▶ [Exercise objective] Set down every entry word for word. Omit the pictures.

▶ [Provided material]
☆ ☆ ☆

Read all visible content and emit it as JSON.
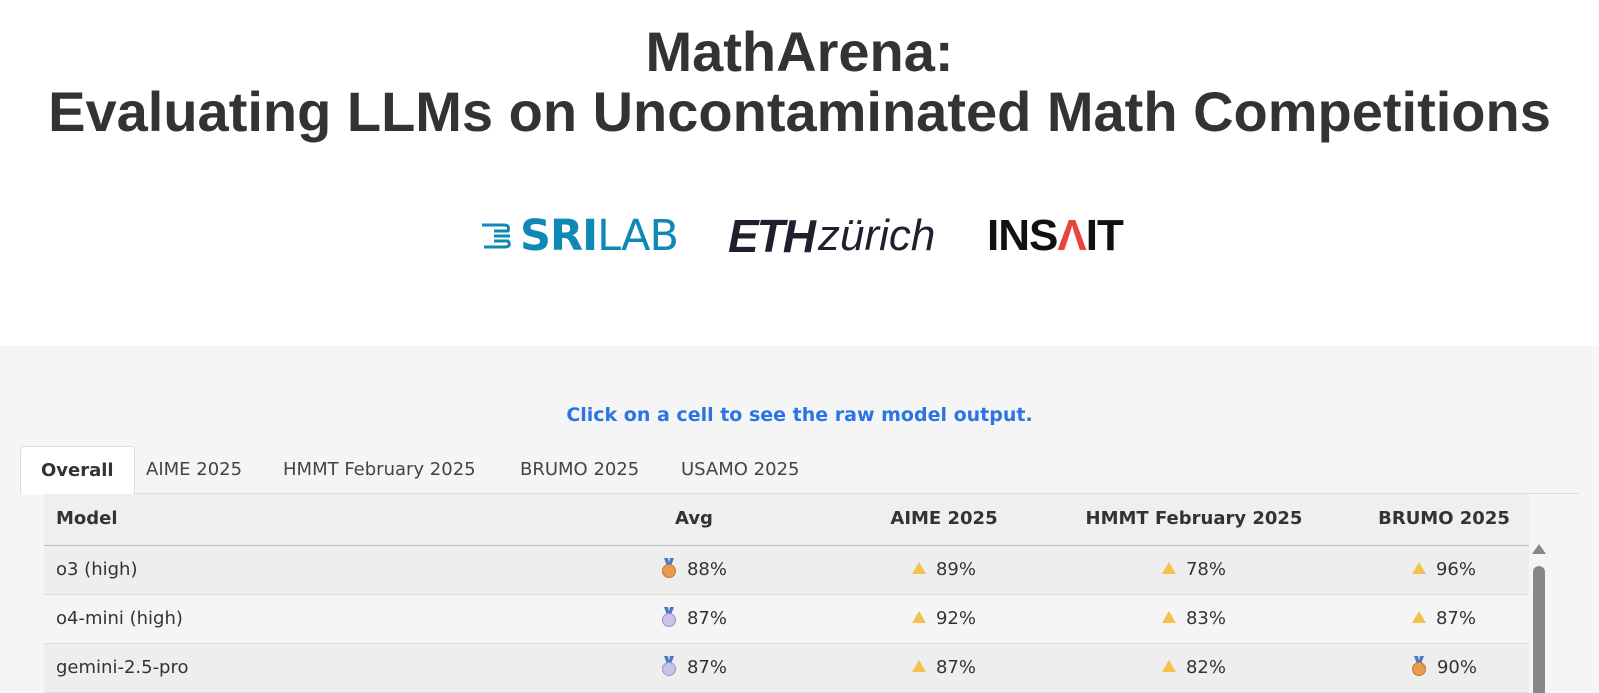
{
  "header": {
    "title_line1": "MathArena:",
    "title_line2": "Evaluating LLMs on Uncontaminated Math Competitions",
    "logos": {
      "srilab_bold": "SRI",
      "srilab_light": "LAB",
      "eth_bold": "ETH",
      "eth_light": "zürich",
      "insait_pre": "INS",
      "insait_a": "Λ",
      "insait_post": "IT"
    }
  },
  "hint": "Click on a cell to see the raw model output.",
  "tabs": [
    {
      "label": "Overall",
      "active": true
    },
    {
      "label": "AIME 2025",
      "active": false
    },
    {
      "label": "HMMT February 2025",
      "active": false
    },
    {
      "label": "BRUMO 2025",
      "active": false
    },
    {
      "label": "USAMO 2025",
      "active": false
    }
  ],
  "table": {
    "headers": {
      "model": "Model",
      "avg": "Avg",
      "aime": "AIME 2025",
      "hmmt": "HMMT February 2025",
      "brumo": "BRUMO 2025"
    },
    "rows": [
      {
        "model": "o3 (high)",
        "avg": {
          "value": "88%",
          "icon": "bronze-medal-icon"
        },
        "aime": {
          "value": "89%",
          "icon": "warning-icon"
        },
        "hmmt": {
          "value": "78%",
          "icon": "warning-icon"
        },
        "brumo": {
          "value": "96%",
          "icon": "warning-icon"
        }
      },
      {
        "model": "o4-mini (high)",
        "avg": {
          "value": "87%",
          "icon": "silver-medal-icon"
        },
        "aime": {
          "value": "92%",
          "icon": "warning-icon"
        },
        "hmmt": {
          "value": "83%",
          "icon": "warning-icon"
        },
        "brumo": {
          "value": "87%",
          "icon": "warning-icon"
        }
      },
      {
        "model": "gemini-2.5-pro",
        "avg": {
          "value": "87%",
          "icon": "silver-medal-icon"
        },
        "aime": {
          "value": "87%",
          "icon": "warning-icon"
        },
        "hmmt": {
          "value": "82%",
          "icon": "warning-icon"
        },
        "brumo": {
          "value": "90%",
          "icon": "bronze-medal-icon"
        }
      }
    ]
  },
  "colors": {
    "hint": "#2a74e6",
    "srilab": "#0e88b4",
    "insait_accent": "#e8453c",
    "content_bg": "#f5f5f5"
  }
}
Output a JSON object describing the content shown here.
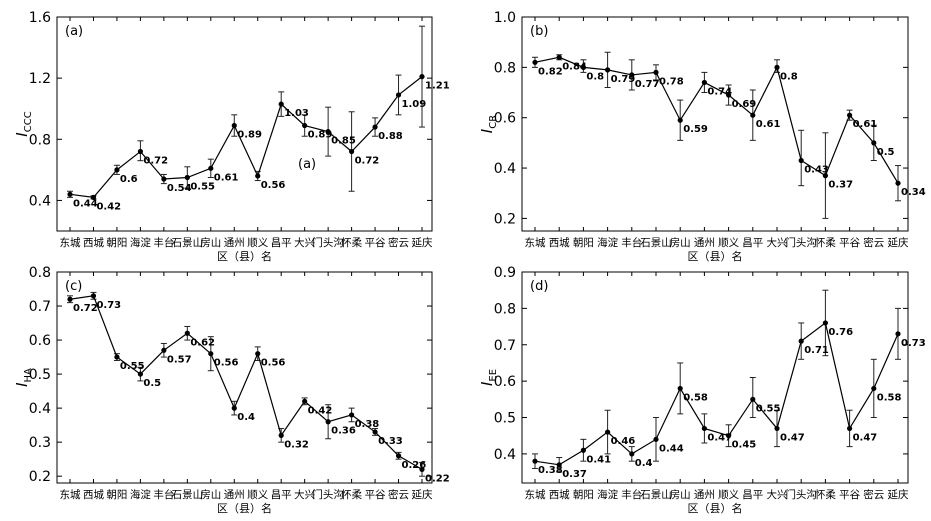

☆ ☆ ☆

▶ [Written answer]
Read all visible content and emit it as JSON.
{
  "header": {
    "title_line1": "MathArena:",
    "title_line2": "Evaluating LLMs on Uncontaminated Math Competitions",
    "logos": {
      "srilab_bold": "SRI",
      "srilab_light": "LAB",
      "eth_bold": "ETH",
      "eth_light": "zürich",
      "insait_pre": "INS",
      "insait_a": "Λ",
      "insait_post": "IT"
    }
  },
  "hint": "Click on a cell to see the raw model output.",
  "tabs": [
    {
      "label": "Overall",
      "active": true
    },
    {
      "label": "AIME 2025",
      "active": false
    },
    {
      "label": "HMMT February 2025",
      "active": false
    },
    {
      "label": "BRUMO 2025",
      "active": false
    },
    {
      "label": "USAMO 2025",
      "active": false
    }
  ],
  "table": {
    "headers": {
      "model": "Model",
      "avg": "Avg",
      "aime": "AIME 2025",
      "hmmt": "HMMT February 2025",
      "brumo": "BRUMO 2025"
    },
    "rows": [
      {
        "model": "o3 (high)",
        "avg": {
          "value": "88%",
          "icon": "bronze-medal-icon"
        },
        "aime": {
          "value": "89%",
          "icon": "warning-icon"
        },
        "hmmt": {
          "value": "78%",
          "icon": "warning-icon"
        },
        "brumo": {
          "value": "96%",
          "icon": "warning-icon"
        }
      },
      {
        "model": "o4-mini (high)",
        "avg": {
          "value": "87%",
          "icon": "silver-medal-icon"
        },
        "aime": {
          "value": "92%",
          "icon": "warning-icon"
        },
        "hmmt": {
          "value": "83%",
          "icon": "warning-icon"
        },
        "brumo": {
          "value": "87%",
          "icon": "warning-icon"
        }
      },
      {
        "model": "gemini-2.5-pro",
        "avg": {
          "value": "87%",
          "icon": "silver-medal-icon"
        },
        "aime": {
          "value": "87%",
          "icon": "warning-icon"
        },
        "hmmt": {
          "value": "82%",
          "icon": "warning-icon"
        },
        "brumo": {
          "value": "90%",
          "icon": "bronze-medal-icon"
        }
      }
    ]
  },
  "colors": {
    "hint": "#2a74e6",
    "srilab": "#0e88b4",
    "insait_accent": "#e8453c",
    "content_bg": "#f5f5f5"
  }
}
Output a JSON object describing the content shown here.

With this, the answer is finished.